▶ QUOTED PASSAGE
# E92 up on South Mountain



## chicagofan00 (Feb 10, 2008)

I posted these in the 3 series forum but also wanted them here since not everyone goes to every section of Bimmerfest.


----------



## dalekressin (Sep 3, 2008)

Very nice pics.


----------



## chicagofan00 (Feb 10, 2008)

dalekressin said:


> Very nice pics.


Thanks!


----------



## Missmodena310 (Oct 9, 2008)

Beautiful!


----------



## chicagofan00 (Feb 10, 2008)

Missmodena310 said:


> Beautiful!


Thanks!


----------



## chicagofan00 (Feb 10, 2008)

Here is another photo from that morning:


----------



## Solidjake (May 10, 2007)

:jawdrop:

get ready for some sigs!!


----------



## Solidjake (May 10, 2007)

:eeps: if you want any of them altered LMK


----------



## chicagofan00 (Feb 10, 2008)

Solidjake said:


> :eeps: if you want any of them altered LMK


You da man! :thumbup: Thanks!


----------



## Missmodena310 (Oct 9, 2008)

chicagofan00 said:


> Here is another photo from that morning:


wow that is awesome i love it!


----------



## chicagofan00 (Feb 10, 2008)

Missmodena310 said:


> wow that is awesome i love it!


Thanks Miss M!


----------



## Dave 330i (Jan 4, 2002)

nice


----------



## chicagofan00 (Feb 10, 2008)

Dave 330i said:


> nice


Thanks Dave!


----------



## Dad's Toy (Nov 14, 2009)

Excellent pics!!!


----------



## Vic's95M3 (Jan 8, 2010)

Sweet pics!! Great job at taking them :thumbup:


----------



## chicagofan00 (Feb 10, 2008)

Thanks!


----------



## BMW_GAL (Apr 7, 2009)

Gorgeous!!


----------



## chicagofan00 (Feb 10, 2008)

BMW_GAL said:


> Gorgeous!!


Thank you!


----------



## Dave 330i (Jan 4, 2002)

chicagofan00 said:


> Thanks Dave!


You should be proud. I added you as a flickr contact.  Very nice HDR. My objectives behind the lens and my clientele are slightly different than yours.


----------



## chicagofan00 (Feb 10, 2008)

Dave 330i said:


> You should be proud. I added you as a flickr contact.  Very nice HDR. My objectives behind the lens and my clientele are slightly different than yours.


I am honored! :bow: 

I'll have to go and take a look at your photostream. Thanks for the add, Dave!


----------



## pilkasbumeris (Oct 19, 2009)

one word- awesome!


----------



## chicagofan00 (Feb 10, 2008)

pilkasbumeris said:


> one word- awesome!


Thank you!


----------



## karimMsalama (Dec 2, 2009)

nice pics


----------



## JerseyNative (Jan 25, 2010)

chicagofan00 said:


> Here is another photo from that morning:


That's a sweet shot!

:thumbup::thumbup:


----------



## chicagofan00 (Feb 10, 2008)

karimMsalama said:


> nice pics





JerseyNative said:


> That's a sweet shot!
> 
> :thumbup::thumbup:


Thank you!


----------

▶ GIVEN INFORMATION
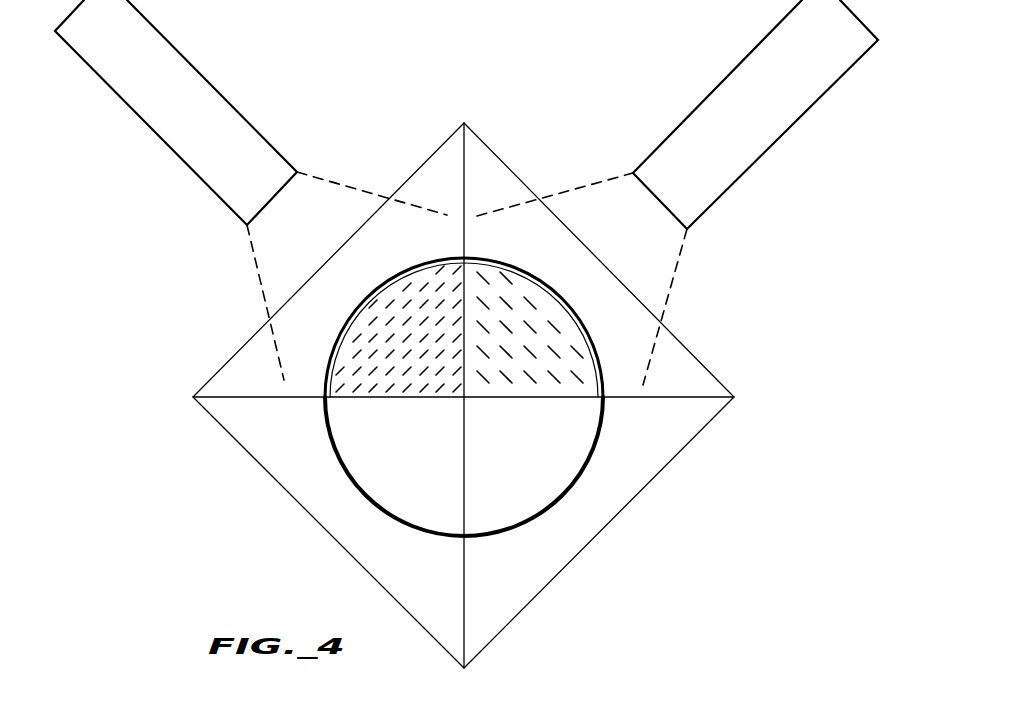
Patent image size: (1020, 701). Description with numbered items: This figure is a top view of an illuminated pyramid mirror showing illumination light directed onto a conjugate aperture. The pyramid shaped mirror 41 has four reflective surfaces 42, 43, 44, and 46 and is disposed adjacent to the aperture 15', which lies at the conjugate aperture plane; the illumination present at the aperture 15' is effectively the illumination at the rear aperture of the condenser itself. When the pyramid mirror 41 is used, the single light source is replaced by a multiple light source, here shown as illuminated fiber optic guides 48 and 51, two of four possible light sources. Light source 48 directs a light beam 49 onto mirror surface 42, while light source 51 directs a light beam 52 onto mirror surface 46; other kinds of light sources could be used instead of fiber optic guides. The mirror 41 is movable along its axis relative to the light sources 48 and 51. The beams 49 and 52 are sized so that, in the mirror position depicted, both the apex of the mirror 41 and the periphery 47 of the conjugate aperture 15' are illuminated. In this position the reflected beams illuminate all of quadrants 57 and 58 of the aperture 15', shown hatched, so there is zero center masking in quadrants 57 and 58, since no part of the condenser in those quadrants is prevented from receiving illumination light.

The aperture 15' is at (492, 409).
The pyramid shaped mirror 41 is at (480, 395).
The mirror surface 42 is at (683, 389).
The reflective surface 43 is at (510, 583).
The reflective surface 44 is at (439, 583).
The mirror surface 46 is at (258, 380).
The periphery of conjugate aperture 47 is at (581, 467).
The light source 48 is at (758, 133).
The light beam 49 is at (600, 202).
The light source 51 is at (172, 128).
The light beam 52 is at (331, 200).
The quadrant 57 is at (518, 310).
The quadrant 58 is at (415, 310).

...

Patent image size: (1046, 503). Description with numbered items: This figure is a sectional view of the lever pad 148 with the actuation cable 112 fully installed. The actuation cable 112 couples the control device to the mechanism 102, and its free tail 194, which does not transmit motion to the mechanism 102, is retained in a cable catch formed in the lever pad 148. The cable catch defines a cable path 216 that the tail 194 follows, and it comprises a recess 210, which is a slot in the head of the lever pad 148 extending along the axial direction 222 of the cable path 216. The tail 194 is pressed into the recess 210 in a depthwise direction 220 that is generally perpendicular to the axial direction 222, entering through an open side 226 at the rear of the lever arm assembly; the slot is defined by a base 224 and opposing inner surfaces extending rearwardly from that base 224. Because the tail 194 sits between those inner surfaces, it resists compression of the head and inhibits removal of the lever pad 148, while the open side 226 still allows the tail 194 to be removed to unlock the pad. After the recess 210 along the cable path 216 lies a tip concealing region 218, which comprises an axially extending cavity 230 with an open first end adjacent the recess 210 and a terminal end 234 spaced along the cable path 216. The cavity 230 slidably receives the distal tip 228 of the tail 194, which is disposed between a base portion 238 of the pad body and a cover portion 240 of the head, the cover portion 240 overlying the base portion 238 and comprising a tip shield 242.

▶ WORK TO COMPLETE
Can you reproduce the South Mountain thread word for word, starting at the words "# E92 up on" and stopping after "(Sep 3, 2008)"? The material stands apart from the South Mountain thread.

▶ TASK RESPONSE
# E92 up on South Mountain



## chicagofan00 (Feb 10, 2008)

I posted these in the 3 series forum but also wanted them here since not everyone goes to every section of Bimmerfest.


----------



## dalekressin (Sep 3, 2008)